[Extracted data entries]

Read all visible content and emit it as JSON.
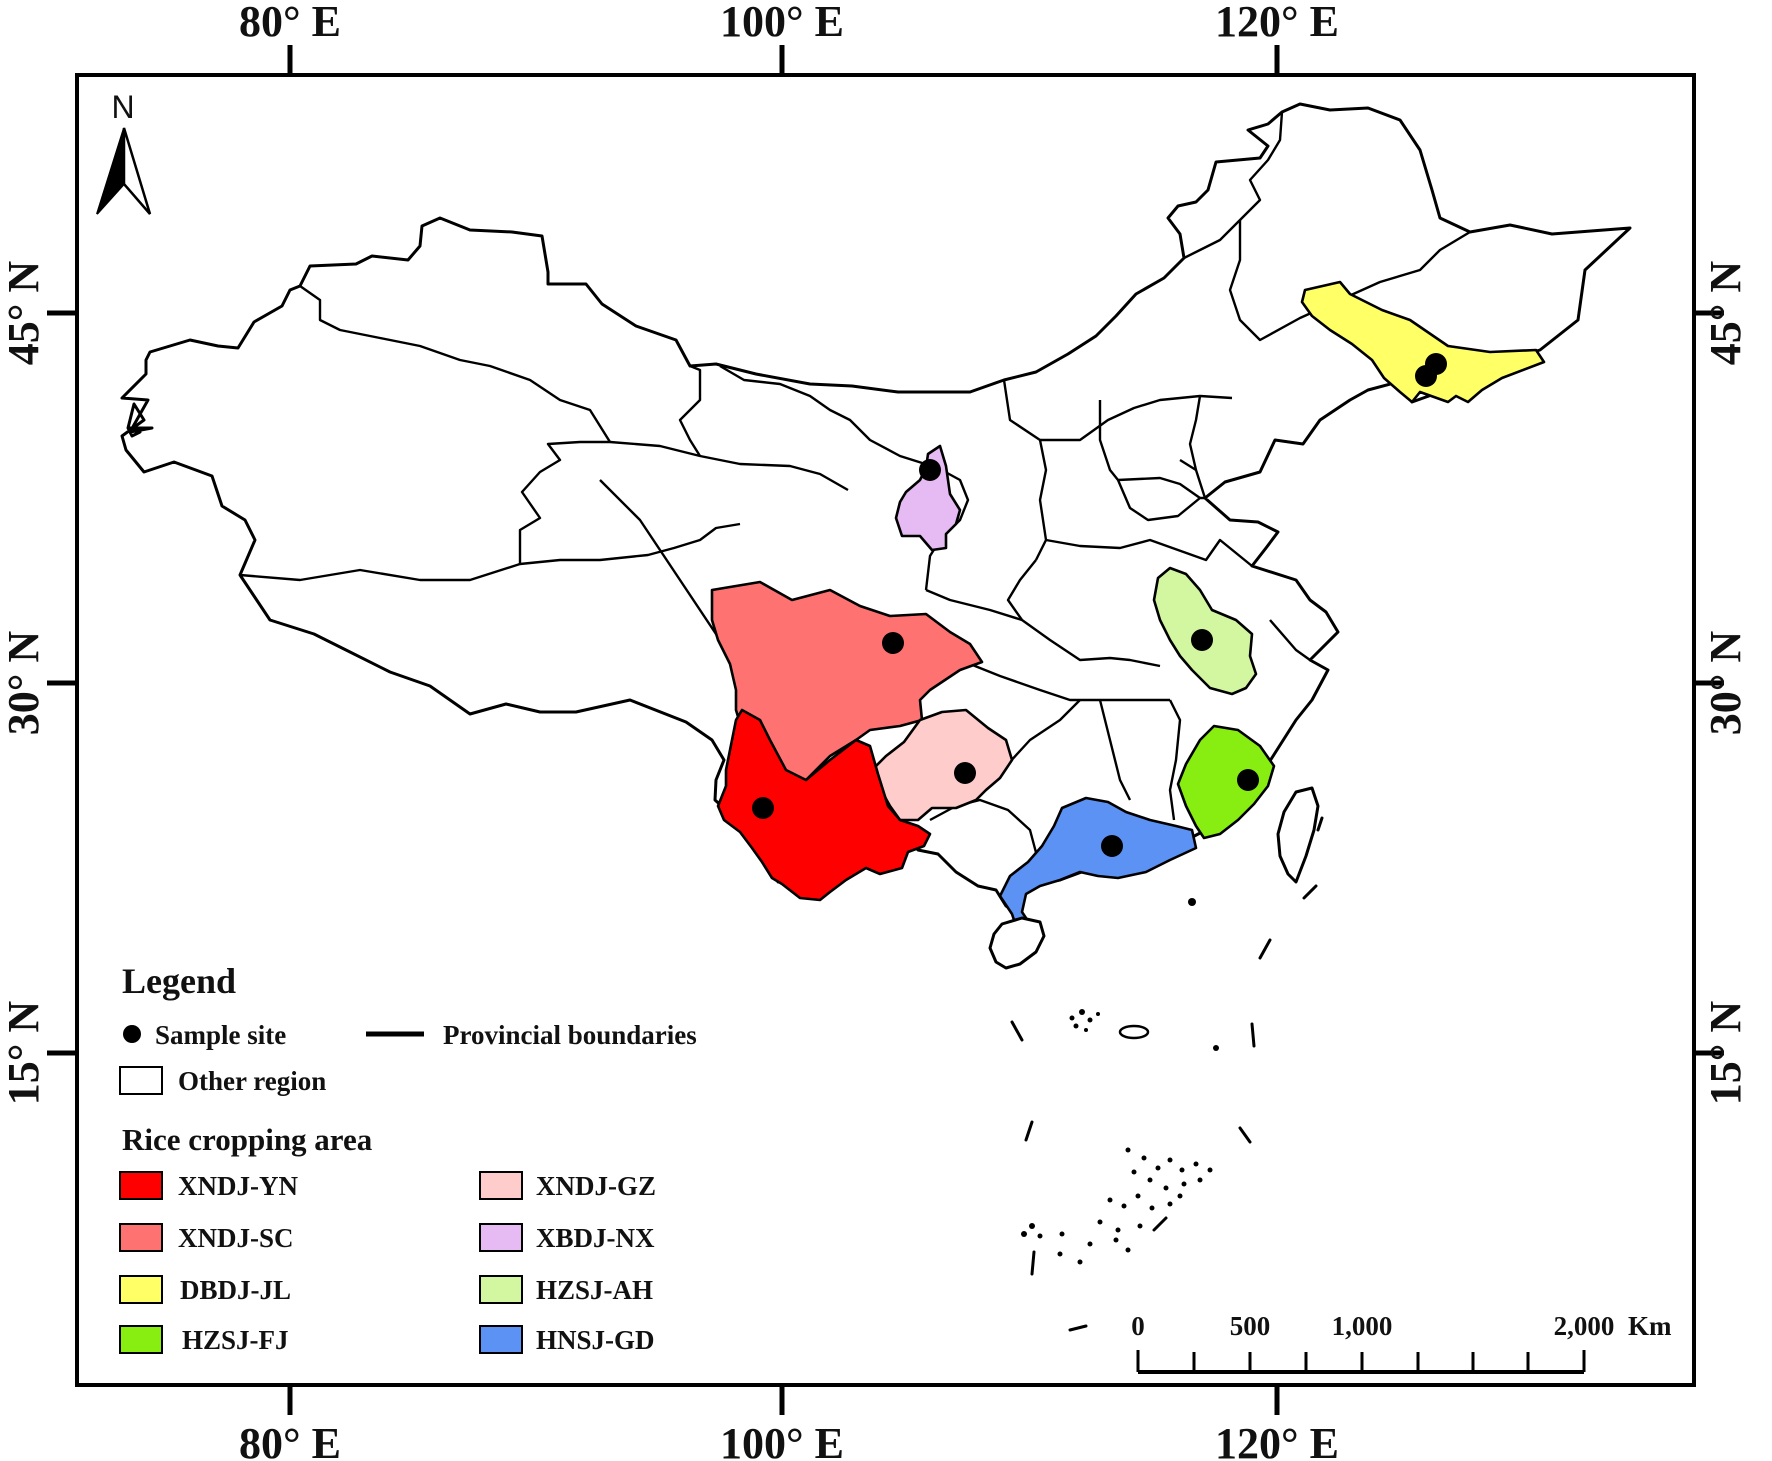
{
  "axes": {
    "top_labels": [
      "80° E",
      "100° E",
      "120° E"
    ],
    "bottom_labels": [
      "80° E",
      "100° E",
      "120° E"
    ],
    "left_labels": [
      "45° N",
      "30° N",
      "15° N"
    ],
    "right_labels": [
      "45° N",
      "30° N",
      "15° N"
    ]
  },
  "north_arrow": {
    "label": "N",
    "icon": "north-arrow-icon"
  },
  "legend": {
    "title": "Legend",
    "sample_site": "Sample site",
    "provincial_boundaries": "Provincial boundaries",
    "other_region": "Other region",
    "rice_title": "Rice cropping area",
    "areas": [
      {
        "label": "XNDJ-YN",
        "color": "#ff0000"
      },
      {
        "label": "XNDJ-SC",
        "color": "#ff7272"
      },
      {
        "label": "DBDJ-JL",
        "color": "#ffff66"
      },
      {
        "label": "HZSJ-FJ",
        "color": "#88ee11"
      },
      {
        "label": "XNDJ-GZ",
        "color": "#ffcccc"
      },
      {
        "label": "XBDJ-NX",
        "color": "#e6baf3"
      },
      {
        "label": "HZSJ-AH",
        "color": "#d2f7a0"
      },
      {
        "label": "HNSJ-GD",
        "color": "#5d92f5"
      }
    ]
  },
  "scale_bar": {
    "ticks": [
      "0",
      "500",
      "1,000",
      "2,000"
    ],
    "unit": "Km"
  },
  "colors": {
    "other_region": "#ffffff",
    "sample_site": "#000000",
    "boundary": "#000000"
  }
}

==

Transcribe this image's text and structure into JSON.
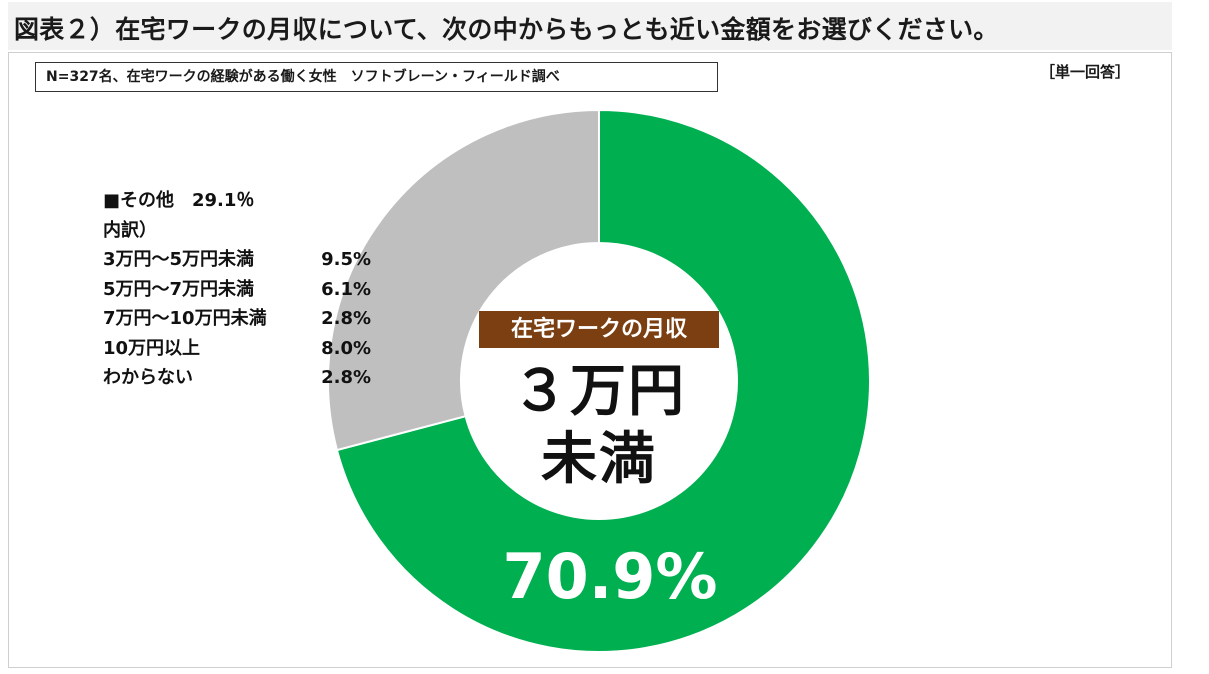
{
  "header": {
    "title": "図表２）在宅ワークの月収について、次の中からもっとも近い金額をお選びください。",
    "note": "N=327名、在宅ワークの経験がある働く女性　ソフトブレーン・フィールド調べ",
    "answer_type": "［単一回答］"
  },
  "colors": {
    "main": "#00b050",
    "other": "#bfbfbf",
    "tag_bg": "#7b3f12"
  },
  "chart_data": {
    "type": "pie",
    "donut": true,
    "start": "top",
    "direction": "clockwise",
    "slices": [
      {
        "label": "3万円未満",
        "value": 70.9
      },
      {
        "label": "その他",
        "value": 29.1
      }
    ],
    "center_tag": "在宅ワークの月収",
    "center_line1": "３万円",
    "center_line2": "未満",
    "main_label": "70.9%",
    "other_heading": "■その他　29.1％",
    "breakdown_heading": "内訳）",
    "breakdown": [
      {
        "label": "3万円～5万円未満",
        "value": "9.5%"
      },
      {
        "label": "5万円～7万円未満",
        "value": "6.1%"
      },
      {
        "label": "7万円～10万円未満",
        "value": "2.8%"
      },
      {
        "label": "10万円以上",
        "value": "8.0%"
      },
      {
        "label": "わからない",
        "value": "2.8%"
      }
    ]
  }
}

• Goal:
Scan the listing above for the word "value" and show each line where it is found.

• Response to the task:
        "value": 70.9
        "value": 29.1
        "value": "9.5%"
        "value": "6.1%"
        "value": "2.8%"
        "value": "8.0%"
        "value": "2.8%"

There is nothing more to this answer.